Aim:
Print the whole listing exactly.

Dataset rows about figures:
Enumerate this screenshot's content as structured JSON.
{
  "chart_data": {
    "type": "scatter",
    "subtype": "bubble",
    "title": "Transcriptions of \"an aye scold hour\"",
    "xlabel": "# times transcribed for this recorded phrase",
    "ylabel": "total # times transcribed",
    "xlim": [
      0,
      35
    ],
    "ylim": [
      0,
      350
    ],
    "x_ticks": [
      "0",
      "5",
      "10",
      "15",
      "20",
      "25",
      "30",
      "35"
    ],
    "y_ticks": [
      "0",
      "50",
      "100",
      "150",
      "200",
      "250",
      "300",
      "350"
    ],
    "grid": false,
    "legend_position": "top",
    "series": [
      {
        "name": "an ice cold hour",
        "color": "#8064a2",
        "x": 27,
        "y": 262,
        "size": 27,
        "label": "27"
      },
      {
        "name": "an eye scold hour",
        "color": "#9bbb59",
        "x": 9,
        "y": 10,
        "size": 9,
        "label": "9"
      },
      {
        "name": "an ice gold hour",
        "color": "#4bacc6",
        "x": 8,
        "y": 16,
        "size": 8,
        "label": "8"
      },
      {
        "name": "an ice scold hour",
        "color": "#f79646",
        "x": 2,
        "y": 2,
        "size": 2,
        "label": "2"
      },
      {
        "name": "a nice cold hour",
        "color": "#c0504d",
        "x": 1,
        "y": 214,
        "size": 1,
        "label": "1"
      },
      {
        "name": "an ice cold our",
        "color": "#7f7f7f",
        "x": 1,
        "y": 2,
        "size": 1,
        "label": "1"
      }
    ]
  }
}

The output:
Enumerate this screenshot's content as structured JSON.
{
  "chart_data": {
    "type": "scatter",
    "subtype": "bubble",
    "title": "Transcriptions of \"an aye scold hour\"",
    "xlabel": "# times transcribed for this recorded phrase",
    "ylabel": "total # times transcribed",
    "xlim": [
      0,
      35
    ],
    "ylim": [
      0,
      350
    ],
    "x_ticks": [
      "0",
      "5",
      "10",
      "15",
      "20",
      "25",
      "30",
      "35"
    ],
    "y_ticks": [
      "0",
      "50",
      "100",
      "150",
      "200",
      "250",
      "300",
      "350"
    ],
    "grid": false,
    "legend_position": "top",
    "series": [
      {
        "name": "an ice cold hour",
        "color": "#8064a2",
        "x": 27,
        "y": 262,
        "size": 27,
        "label": "27"
      },
      {
        "name": "an eye scold hour",
        "color": "#9bbb59",
        "x": 9,
        "y": 10,
        "size": 9,
        "label": "9"
      },
      {
        "name": "an ice gold hour",
        "color": "#4bacc6",
        "x": 8,
        "y": 16,
        "size": 8,
        "label": "8"
      },
      {
        "name": "an ice scold hour",
        "color": "#f79646",
        "x": 2,
        "y": 2,
        "size": 2,
        "label": "2"
      },
      {
        "name": "a nice cold hour",
        "color": "#c0504d",
        "x": 1,
        "y": 214,
        "size": 1,
        "label": "1"
      },
      {
        "name": "an ice cold our",
        "color": "#7f7f7f",
        "x": 1,
        "y": 2,
        "size": 1,
        "label": "1"
      }
    ]
  }
}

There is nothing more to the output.